Problem: Give the data below again exactly as it stands. Omit the pictures.

Task inputs:
++++++++++

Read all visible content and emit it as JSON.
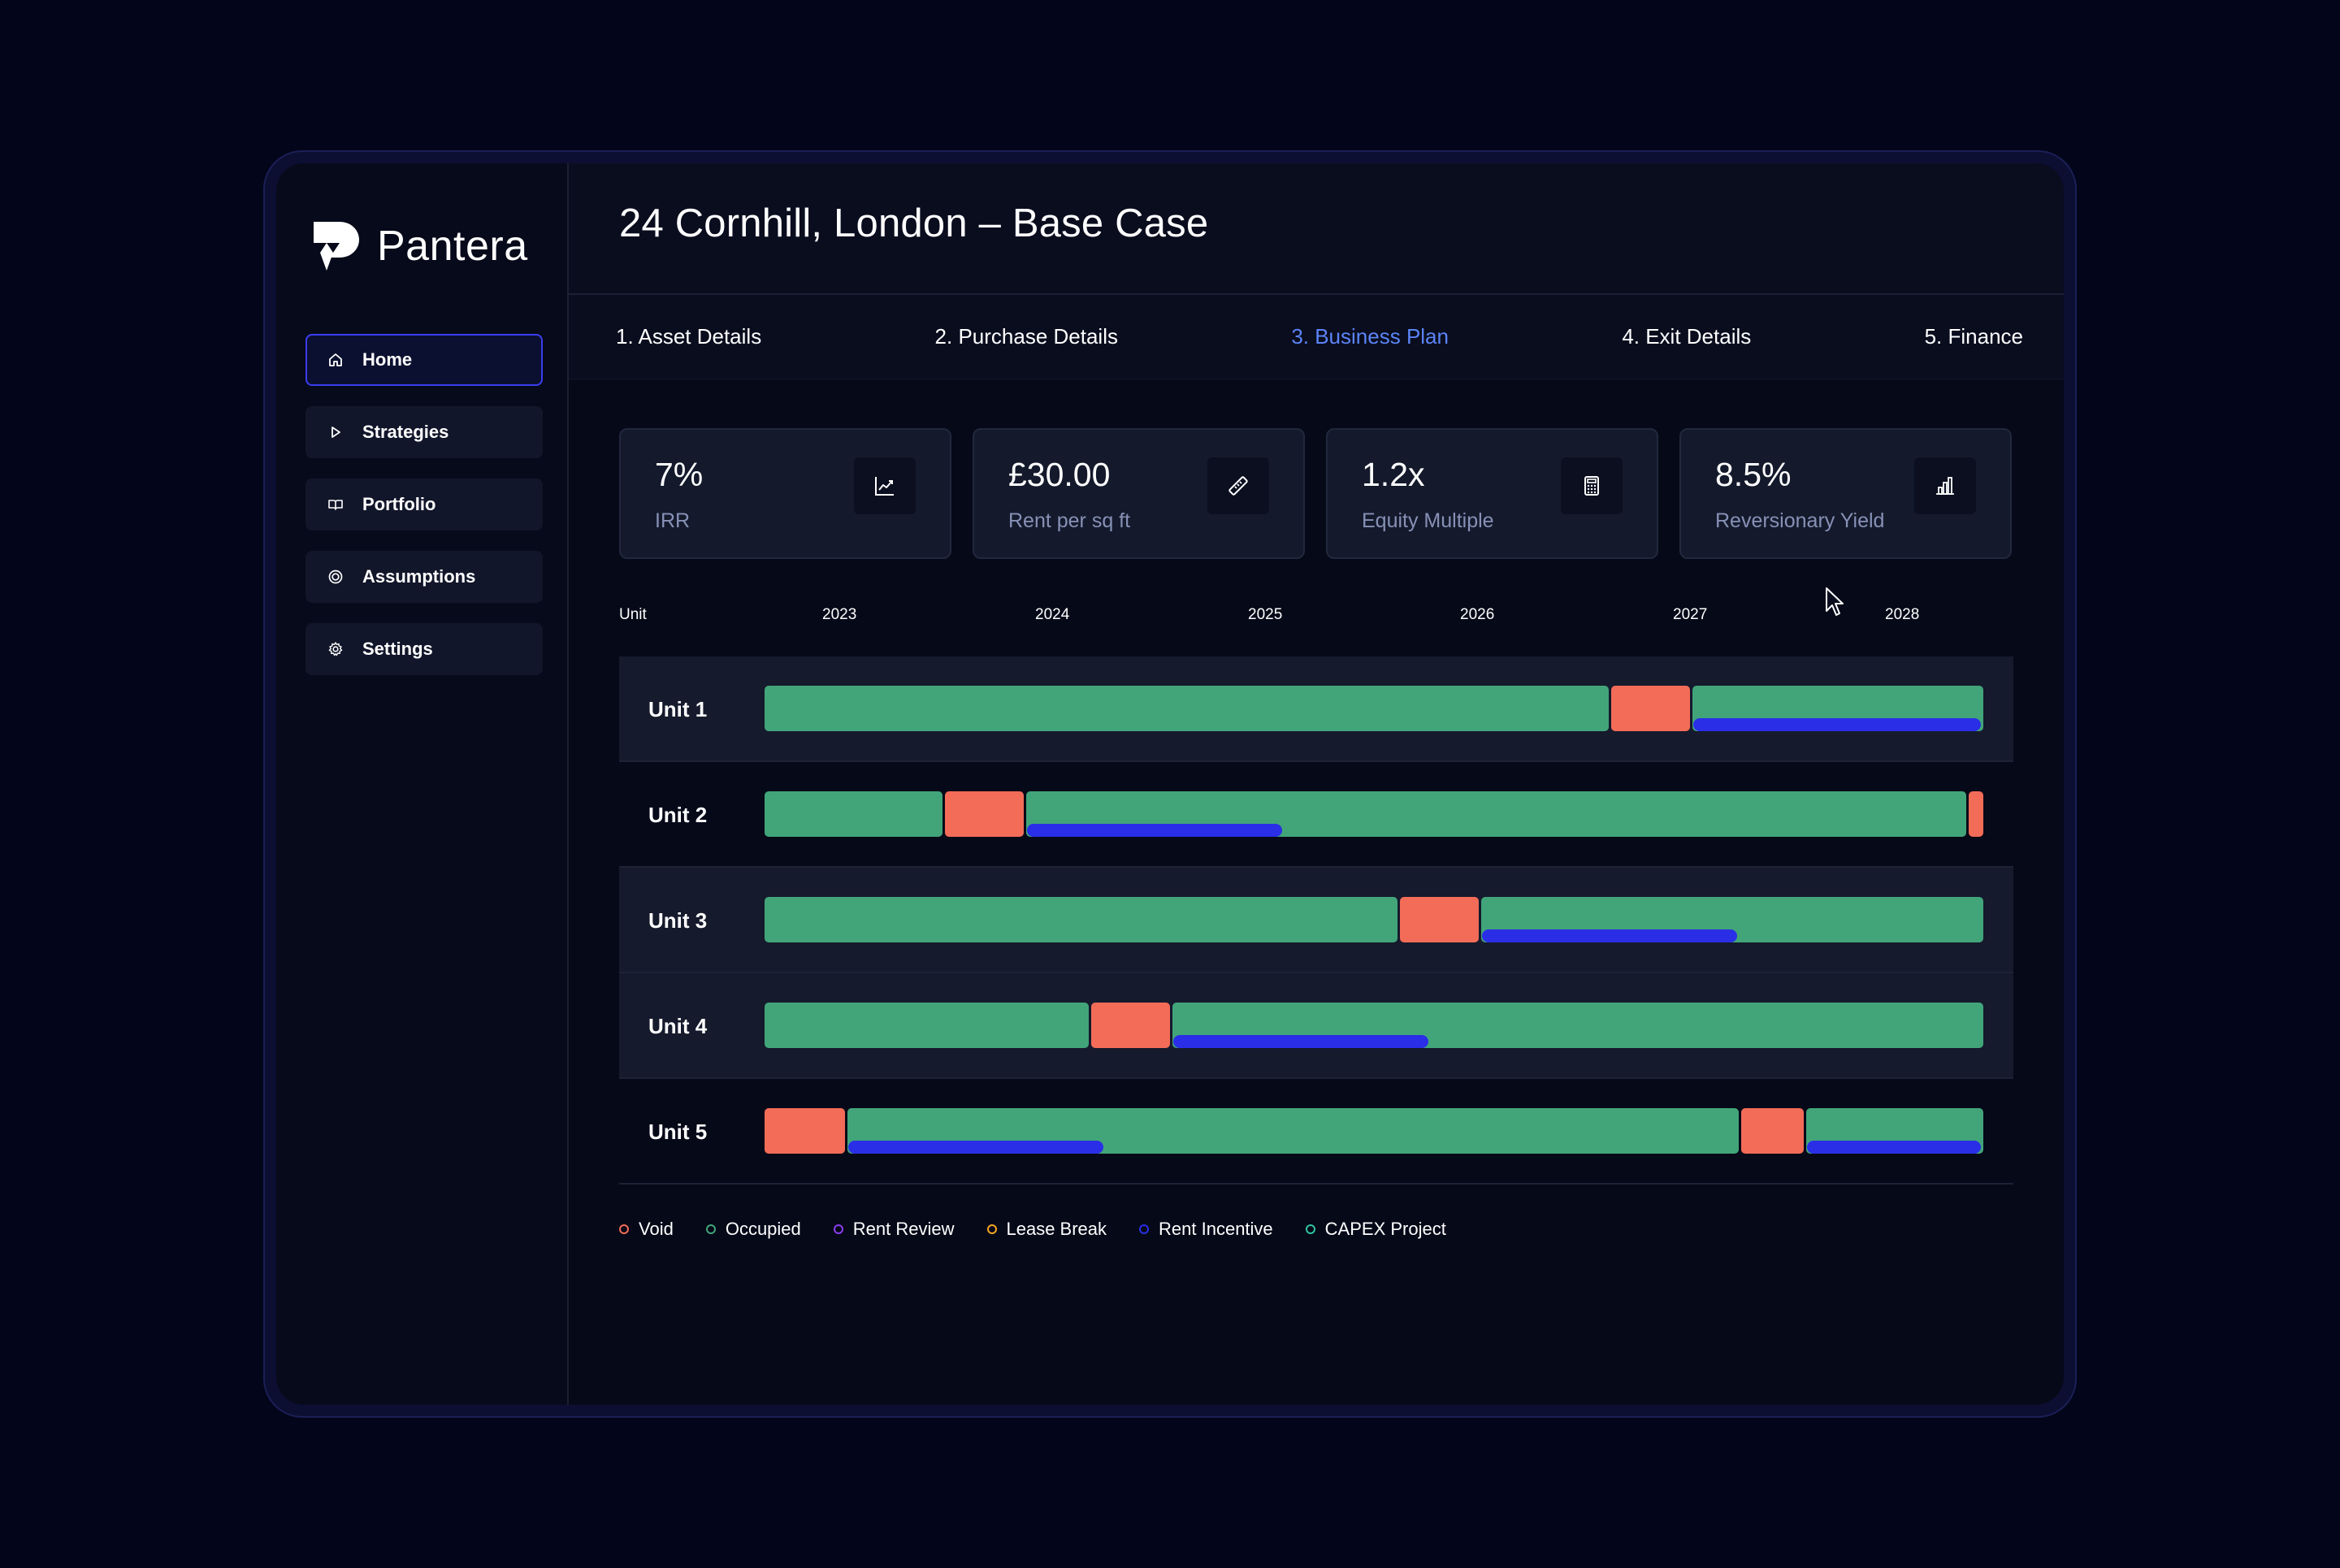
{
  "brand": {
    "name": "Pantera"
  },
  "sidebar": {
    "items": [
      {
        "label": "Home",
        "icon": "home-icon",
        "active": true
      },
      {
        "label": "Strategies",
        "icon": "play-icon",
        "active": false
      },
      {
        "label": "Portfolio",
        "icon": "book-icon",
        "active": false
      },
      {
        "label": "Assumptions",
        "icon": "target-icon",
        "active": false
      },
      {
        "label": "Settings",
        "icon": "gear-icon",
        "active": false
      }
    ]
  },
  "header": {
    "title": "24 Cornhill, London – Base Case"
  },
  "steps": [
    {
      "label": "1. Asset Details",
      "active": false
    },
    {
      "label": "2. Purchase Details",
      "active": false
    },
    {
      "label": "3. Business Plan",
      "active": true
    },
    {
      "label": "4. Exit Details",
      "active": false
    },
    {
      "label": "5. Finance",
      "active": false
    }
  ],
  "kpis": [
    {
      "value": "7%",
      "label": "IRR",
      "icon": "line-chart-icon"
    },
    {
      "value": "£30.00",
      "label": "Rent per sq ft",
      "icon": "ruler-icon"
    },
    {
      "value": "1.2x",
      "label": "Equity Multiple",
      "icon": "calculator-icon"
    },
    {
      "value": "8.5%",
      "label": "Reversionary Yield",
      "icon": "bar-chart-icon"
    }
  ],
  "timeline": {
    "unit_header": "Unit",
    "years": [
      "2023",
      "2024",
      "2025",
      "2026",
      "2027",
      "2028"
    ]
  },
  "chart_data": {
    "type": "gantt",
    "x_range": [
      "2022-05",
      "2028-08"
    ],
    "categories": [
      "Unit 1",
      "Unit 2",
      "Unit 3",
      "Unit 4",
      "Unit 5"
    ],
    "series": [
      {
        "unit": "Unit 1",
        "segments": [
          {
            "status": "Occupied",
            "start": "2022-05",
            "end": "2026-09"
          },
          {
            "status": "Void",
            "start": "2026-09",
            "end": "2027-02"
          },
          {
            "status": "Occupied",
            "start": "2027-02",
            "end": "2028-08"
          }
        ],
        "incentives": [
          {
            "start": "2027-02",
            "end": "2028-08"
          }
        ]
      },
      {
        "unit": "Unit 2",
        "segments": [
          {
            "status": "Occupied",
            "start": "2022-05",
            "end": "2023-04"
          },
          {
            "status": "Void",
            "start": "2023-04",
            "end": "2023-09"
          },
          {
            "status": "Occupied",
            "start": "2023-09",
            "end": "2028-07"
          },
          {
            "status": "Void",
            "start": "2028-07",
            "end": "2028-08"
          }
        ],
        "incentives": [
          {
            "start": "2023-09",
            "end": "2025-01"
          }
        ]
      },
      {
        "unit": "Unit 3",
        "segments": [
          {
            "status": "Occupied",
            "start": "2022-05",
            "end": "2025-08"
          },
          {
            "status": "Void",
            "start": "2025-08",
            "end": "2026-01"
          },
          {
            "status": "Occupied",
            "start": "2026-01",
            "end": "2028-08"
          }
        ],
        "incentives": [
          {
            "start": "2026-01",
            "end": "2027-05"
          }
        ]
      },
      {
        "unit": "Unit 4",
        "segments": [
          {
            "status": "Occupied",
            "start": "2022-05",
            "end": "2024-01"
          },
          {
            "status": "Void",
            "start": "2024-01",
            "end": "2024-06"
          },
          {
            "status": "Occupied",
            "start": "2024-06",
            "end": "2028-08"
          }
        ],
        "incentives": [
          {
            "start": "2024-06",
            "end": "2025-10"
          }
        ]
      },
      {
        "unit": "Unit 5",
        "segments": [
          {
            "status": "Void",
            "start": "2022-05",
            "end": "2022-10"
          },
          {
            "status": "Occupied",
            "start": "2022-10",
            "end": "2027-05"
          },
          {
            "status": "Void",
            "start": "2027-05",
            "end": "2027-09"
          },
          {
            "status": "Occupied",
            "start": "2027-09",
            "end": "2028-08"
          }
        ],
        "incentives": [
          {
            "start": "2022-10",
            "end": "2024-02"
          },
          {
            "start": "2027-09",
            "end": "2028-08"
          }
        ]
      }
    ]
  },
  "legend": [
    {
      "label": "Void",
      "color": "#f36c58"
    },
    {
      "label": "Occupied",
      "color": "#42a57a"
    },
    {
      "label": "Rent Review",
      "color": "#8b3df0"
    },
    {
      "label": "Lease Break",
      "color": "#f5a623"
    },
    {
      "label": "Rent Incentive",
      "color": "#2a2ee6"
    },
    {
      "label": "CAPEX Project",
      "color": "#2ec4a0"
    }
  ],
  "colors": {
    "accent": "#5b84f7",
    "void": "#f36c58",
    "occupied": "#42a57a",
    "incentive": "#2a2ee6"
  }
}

++++++++++

Result:
Read all visible content and emit it as JSON.
{
  "brand": {
    "name": "Pantera"
  },
  "sidebar": {
    "items": [
      {
        "label": "Home",
        "icon": "home-icon",
        "active": true
      },
      {
        "label": "Strategies",
        "icon": "play-icon",
        "active": false
      },
      {
        "label": "Portfolio",
        "icon": "book-icon",
        "active": false
      },
      {
        "label": "Assumptions",
        "icon": "target-icon",
        "active": false
      },
      {
        "label": "Settings",
        "icon": "gear-icon",
        "active": false
      }
    ]
  },
  "header": {
    "title": "24 Cornhill, London – Base Case"
  },
  "steps": [
    {
      "label": "1. Asset Details",
      "active": false
    },
    {
      "label": "2. Purchase Details",
      "active": false
    },
    {
      "label": "3. Business Plan",
      "active": true
    },
    {
      "label": "4. Exit Details",
      "active": false
    },
    {
      "label": "5. Finance",
      "active": false
    }
  ],
  "kpis": [
    {
      "value": "7%",
      "label": "IRR",
      "icon": "line-chart-icon"
    },
    {
      "value": "£30.00",
      "label": "Rent per sq ft",
      "icon": "ruler-icon"
    },
    {
      "value": "1.2x",
      "label": "Equity Multiple",
      "icon": "calculator-icon"
    },
    {
      "value": "8.5%",
      "label": "Reversionary Yield",
      "icon": "bar-chart-icon"
    }
  ],
  "timeline": {
    "unit_header": "Unit",
    "years": [
      "2023",
      "2024",
      "2025",
      "2026",
      "2027",
      "2028"
    ]
  },
  "chart_data": {
    "type": "gantt",
    "x_range": [
      "2022-05",
      "2028-08"
    ],
    "categories": [
      "Unit 1",
      "Unit 2",
      "Unit 3",
      "Unit 4",
      "Unit 5"
    ],
    "series": [
      {
        "unit": "Unit 1",
        "segments": [
          {
            "status": "Occupied",
            "start": "2022-05",
            "end": "2026-09"
          },
          {
            "status": "Void",
            "start": "2026-09",
            "end": "2027-02"
          },
          {
            "status": "Occupied",
            "start": "2027-02",
            "end": "2028-08"
          }
        ],
        "incentives": [
          {
            "start": "2027-02",
            "end": "2028-08"
          }
        ]
      },
      {
        "unit": "Unit 2",
        "segments": [
          {
            "status": "Occupied",
            "start": "2022-05",
            "end": "2023-04"
          },
          {
            "status": "Void",
            "start": "2023-04",
            "end": "2023-09"
          },
          {
            "status": "Occupied",
            "start": "2023-09",
            "end": "2028-07"
          },
          {
            "status": "Void",
            "start": "2028-07",
            "end": "2028-08"
          }
        ],
        "incentives": [
          {
            "start": "2023-09",
            "end": "2025-01"
          }
        ]
      },
      {
        "unit": "Unit 3",
        "segments": [
          {
            "status": "Occupied",
            "start": "2022-05",
            "end": "2025-08"
          },
          {
            "status": "Void",
            "start": "2025-08",
            "end": "2026-01"
          },
          {
            "status": "Occupied",
            "start": "2026-01",
            "end": "2028-08"
          }
        ],
        "incentives": [
          {
            "start": "2026-01",
            "end": "2027-05"
          }
        ]
      },
      {
        "unit": "Unit 4",
        "segments": [
          {
            "status": "Occupied",
            "start": "2022-05",
            "end": "2024-01"
          },
          {
            "status": "Void",
            "start": "2024-01",
            "end": "2024-06"
          },
          {
            "status": "Occupied",
            "start": "2024-06",
            "end": "2028-08"
          }
        ],
        "incentives": [
          {
            "start": "2024-06",
            "end": "2025-10"
          }
        ]
      },
      {
        "unit": "Unit 5",
        "segments": [
          {
            "status": "Void",
            "start": "2022-05",
            "end": "2022-10"
          },
          {
            "status": "Occupied",
            "start": "2022-10",
            "end": "2027-05"
          },
          {
            "status": "Void",
            "start": "2027-05",
            "end": "2027-09"
          },
          {
            "status": "Occupied",
            "start": "2027-09",
            "end": "2028-08"
          }
        ],
        "incentives": [
          {
            "start": "2022-10",
            "end": "2024-02"
          },
          {
            "start": "2027-09",
            "end": "2028-08"
          }
        ]
      }
    ]
  },
  "legend": [
    {
      "label": "Void",
      "color": "#f36c58"
    },
    {
      "label": "Occupied",
      "color": "#42a57a"
    },
    {
      "label": "Rent Review",
      "color": "#8b3df0"
    },
    {
      "label": "Lease Break",
      "color": "#f5a623"
    },
    {
      "label": "Rent Incentive",
      "color": "#2a2ee6"
    },
    {
      "label": "CAPEX Project",
      "color": "#2ec4a0"
    }
  ],
  "colors": {
    "accent": "#5b84f7",
    "void": "#f36c58",
    "occupied": "#42a57a",
    "incentive": "#2a2ee6"
  }
}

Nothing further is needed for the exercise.